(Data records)

= = =

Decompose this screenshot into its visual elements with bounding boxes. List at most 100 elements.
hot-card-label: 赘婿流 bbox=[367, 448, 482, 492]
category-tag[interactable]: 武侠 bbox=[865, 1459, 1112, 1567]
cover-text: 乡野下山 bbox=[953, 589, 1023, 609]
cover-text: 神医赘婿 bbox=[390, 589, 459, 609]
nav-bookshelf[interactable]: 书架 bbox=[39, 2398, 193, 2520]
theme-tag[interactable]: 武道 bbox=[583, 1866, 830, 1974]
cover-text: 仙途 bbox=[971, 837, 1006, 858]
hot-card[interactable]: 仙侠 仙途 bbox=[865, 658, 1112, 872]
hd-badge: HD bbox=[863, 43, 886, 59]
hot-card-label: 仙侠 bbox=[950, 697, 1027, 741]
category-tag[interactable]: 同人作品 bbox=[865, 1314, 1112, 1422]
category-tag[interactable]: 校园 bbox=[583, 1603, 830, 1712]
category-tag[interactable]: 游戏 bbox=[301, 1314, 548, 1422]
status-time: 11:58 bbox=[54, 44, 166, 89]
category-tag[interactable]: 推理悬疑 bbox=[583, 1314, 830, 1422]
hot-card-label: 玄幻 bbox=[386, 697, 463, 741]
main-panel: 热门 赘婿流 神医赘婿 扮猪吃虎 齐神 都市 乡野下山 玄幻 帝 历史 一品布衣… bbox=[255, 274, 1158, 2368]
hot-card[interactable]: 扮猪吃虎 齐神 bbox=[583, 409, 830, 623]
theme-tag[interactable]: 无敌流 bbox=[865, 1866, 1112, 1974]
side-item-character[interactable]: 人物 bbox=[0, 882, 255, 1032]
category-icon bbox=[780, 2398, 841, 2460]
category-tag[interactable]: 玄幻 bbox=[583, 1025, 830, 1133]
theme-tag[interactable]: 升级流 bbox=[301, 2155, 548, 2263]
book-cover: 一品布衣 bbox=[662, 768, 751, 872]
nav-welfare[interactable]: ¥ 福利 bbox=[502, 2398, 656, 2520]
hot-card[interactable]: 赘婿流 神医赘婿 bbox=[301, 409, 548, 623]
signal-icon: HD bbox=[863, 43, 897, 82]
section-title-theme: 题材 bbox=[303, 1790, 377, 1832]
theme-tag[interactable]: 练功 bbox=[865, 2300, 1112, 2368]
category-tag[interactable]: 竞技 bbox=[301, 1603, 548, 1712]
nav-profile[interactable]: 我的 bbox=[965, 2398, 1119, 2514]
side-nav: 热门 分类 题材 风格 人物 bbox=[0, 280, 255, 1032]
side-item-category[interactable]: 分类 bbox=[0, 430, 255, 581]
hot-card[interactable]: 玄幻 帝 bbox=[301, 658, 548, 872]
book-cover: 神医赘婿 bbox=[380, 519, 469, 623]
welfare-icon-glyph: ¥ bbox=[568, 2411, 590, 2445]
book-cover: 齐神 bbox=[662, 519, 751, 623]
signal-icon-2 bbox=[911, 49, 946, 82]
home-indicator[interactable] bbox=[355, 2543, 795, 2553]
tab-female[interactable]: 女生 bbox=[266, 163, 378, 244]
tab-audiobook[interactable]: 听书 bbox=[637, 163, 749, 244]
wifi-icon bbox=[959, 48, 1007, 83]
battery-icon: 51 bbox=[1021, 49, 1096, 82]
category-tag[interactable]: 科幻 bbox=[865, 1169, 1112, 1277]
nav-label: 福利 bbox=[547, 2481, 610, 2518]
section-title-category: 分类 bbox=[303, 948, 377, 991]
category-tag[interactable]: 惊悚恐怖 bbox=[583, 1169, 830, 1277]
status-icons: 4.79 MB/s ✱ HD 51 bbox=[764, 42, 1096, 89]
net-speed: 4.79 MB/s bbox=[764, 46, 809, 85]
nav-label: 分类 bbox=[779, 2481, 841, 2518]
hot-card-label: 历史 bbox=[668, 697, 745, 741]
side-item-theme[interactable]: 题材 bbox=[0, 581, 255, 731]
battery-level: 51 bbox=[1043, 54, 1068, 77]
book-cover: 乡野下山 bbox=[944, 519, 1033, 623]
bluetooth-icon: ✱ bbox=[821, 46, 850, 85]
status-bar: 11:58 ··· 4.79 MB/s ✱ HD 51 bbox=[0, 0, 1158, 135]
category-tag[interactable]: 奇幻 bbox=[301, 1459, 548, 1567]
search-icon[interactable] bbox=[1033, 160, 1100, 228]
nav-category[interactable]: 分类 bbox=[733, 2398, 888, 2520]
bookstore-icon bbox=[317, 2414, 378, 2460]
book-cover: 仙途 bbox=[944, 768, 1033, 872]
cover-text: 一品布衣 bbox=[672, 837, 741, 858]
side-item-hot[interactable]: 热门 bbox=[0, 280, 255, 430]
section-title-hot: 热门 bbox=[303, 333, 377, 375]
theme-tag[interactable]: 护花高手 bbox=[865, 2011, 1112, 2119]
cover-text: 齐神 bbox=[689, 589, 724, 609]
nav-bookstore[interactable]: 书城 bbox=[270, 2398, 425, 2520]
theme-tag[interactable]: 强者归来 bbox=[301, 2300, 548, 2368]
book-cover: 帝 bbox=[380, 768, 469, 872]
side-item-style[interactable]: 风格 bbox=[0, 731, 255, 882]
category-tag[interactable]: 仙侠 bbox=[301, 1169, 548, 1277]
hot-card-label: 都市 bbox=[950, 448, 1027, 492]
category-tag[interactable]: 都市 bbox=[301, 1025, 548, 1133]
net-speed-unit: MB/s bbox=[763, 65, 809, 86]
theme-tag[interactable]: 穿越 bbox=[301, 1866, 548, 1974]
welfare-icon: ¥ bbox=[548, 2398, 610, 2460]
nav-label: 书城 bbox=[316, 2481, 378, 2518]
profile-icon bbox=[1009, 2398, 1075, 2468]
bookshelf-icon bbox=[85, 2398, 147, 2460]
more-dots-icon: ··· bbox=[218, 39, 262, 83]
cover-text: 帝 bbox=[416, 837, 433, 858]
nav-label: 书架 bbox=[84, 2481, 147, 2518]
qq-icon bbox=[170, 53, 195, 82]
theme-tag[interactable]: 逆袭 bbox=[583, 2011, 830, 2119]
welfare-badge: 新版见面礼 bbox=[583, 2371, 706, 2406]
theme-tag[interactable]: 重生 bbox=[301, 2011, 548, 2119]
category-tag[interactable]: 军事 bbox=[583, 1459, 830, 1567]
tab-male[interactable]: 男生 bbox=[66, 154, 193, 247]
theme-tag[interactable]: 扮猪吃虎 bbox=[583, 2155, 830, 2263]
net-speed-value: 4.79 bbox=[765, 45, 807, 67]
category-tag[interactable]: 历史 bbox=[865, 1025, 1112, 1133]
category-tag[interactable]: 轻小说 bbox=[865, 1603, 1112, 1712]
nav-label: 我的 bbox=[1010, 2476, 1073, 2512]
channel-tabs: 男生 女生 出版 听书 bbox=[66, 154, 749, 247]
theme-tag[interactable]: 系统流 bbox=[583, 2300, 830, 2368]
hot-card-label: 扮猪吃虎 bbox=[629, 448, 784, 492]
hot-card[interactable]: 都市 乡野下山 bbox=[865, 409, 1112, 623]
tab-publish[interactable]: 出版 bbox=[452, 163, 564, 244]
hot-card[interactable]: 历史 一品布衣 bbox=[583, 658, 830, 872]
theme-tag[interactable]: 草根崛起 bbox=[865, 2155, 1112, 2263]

= = =

→ **GOAL**:
Copy the lines of the listing verbatim from its first line through the line that contains "side-nav: 热门 分类", including both of those lines.

→ **EXERCISE RESPONSE**:
Decompose this screenshot into its visual elements with bounding boxes. List at most 100 elements.
hot-card-label: 赘婿流 bbox=[367, 448, 482, 492]
category-tag[interactable]: 武侠 bbox=[865, 1459, 1112, 1567]
cover-text: 乡野下山 bbox=[953, 589, 1023, 609]
cover-text: 神医赘婿 bbox=[390, 589, 459, 609]
nav-bookshelf[interactable]: 书架 bbox=[39, 2398, 193, 2520]
theme-tag[interactable]: 武道 bbox=[583, 1866, 830, 1974]
cover-text: 仙途 bbox=[971, 837, 1006, 858]
hot-card[interactable]: 仙侠 仙途 bbox=[865, 658, 1112, 872]
hd-badge: HD bbox=[863, 43, 886, 59]
hot-card-label: 仙侠 bbox=[950, 697, 1027, 741]
category-tag[interactable]: 同人作品 bbox=[865, 1314, 1112, 1422]
category-tag[interactable]: 校园 bbox=[583, 1603, 830, 1712]
category-tag[interactable]: 游戏 bbox=[301, 1314, 548, 1422]
status-time: 11:58 bbox=[54, 44, 166, 89]
category-tag[interactable]: 推理悬疑 bbox=[583, 1314, 830, 1422]
hot-card-label: 玄幻 bbox=[386, 697, 463, 741]
main-panel: 热门 赘婿流 神医赘婿 扮猪吃虎 齐神 都市 乡野下山 玄幻 帝 历史 一品布衣… bbox=[255, 274, 1158, 2368]
hot-card[interactable]: 扮猪吃虎 齐神 bbox=[583, 409, 830, 623]
theme-tag[interactable]: 无敌流 bbox=[865, 1866, 1112, 1974]
side-item-character[interactable]: 人物 bbox=[0, 882, 255, 1032]
category-icon bbox=[780, 2398, 841, 2460]
category-tag[interactable]: 玄幻 bbox=[583, 1025, 830, 1133]
theme-tag[interactable]: 升级流 bbox=[301, 2155, 548, 2263]
book-cover: 一品布衣 bbox=[662, 768, 751, 872]
nav-welfare[interactable]: ¥ 福利 bbox=[502, 2398, 656, 2520]
hot-card[interactable]: 赘婿流 神医赘婿 bbox=[301, 409, 548, 623]
signal-icon: HD bbox=[863, 43, 897, 82]
section-title-theme: 题材 bbox=[303, 1790, 377, 1832]
theme-tag[interactable]: 练功 bbox=[865, 2300, 1112, 2368]
category-tag[interactable]: 竞技 bbox=[301, 1603, 548, 1712]
nav-profile[interactable]: 我的 bbox=[965, 2398, 1119, 2514]
side-nav: 热门 分类 题材 风格 人物 bbox=[0, 280, 255, 1032]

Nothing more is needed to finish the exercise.